The next phase involves a multi-stage rash that progresses from small skin patches to papules (small bumps on the skin), followed by vesicles (small bumps filled with clear fluid), and then pustules (small bumps filled with pus). These are most prominent on the face, palms, and soles of the feet. The pustules resolve by scarring or crusting over in the ensuing two to four weeks.
Exposed people may also develop a sore throat, cough, and/or a rash on the mucous membranes of the mouth.
How severe is monkeypox infection?
The disease is usually mild, although severe illness and death can occur. There are two common genetic variants of monkeypox virus: the Central African variant and the West African variant. Mortality rates of 3.6 percent for the West African variant and 10.6 percent for the Central African variant have been reported in endemic regions.
However, no deaths have occurred to date in any of the cases reported outside of Africa. All confirmed cases from the 2022 outbreak in the 30 non-endemic countries have been due to the West African variant.

▸ Extracted records
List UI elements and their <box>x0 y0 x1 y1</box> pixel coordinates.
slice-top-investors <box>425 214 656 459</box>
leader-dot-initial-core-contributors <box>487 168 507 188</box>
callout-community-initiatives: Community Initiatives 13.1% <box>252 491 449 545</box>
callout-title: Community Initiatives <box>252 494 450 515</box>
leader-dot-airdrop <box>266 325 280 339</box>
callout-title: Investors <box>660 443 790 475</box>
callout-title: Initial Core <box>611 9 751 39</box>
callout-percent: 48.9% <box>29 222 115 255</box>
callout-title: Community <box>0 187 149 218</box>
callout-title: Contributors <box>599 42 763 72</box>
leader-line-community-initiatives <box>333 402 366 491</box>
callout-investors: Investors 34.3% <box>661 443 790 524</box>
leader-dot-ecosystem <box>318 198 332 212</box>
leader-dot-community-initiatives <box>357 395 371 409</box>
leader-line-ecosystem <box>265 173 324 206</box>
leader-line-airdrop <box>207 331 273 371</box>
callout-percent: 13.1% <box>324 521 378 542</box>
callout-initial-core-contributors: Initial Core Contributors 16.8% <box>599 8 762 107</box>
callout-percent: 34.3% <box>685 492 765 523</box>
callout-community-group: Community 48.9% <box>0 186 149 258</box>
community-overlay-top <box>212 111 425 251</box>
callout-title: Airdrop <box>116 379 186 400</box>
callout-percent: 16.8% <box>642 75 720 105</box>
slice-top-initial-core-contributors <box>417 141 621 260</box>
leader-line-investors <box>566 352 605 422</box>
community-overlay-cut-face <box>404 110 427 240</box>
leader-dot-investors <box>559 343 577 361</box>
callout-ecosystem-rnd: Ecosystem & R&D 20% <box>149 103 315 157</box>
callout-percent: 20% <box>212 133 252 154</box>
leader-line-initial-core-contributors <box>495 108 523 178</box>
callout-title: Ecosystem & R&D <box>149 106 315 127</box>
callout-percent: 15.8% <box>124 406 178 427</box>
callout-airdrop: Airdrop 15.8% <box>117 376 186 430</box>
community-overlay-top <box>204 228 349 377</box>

▸ Task details
In the monkeypox excerpt, what mortality rate has been reported for the Central African variant in endemic regions?

▸ Reply to the task
10.6 percent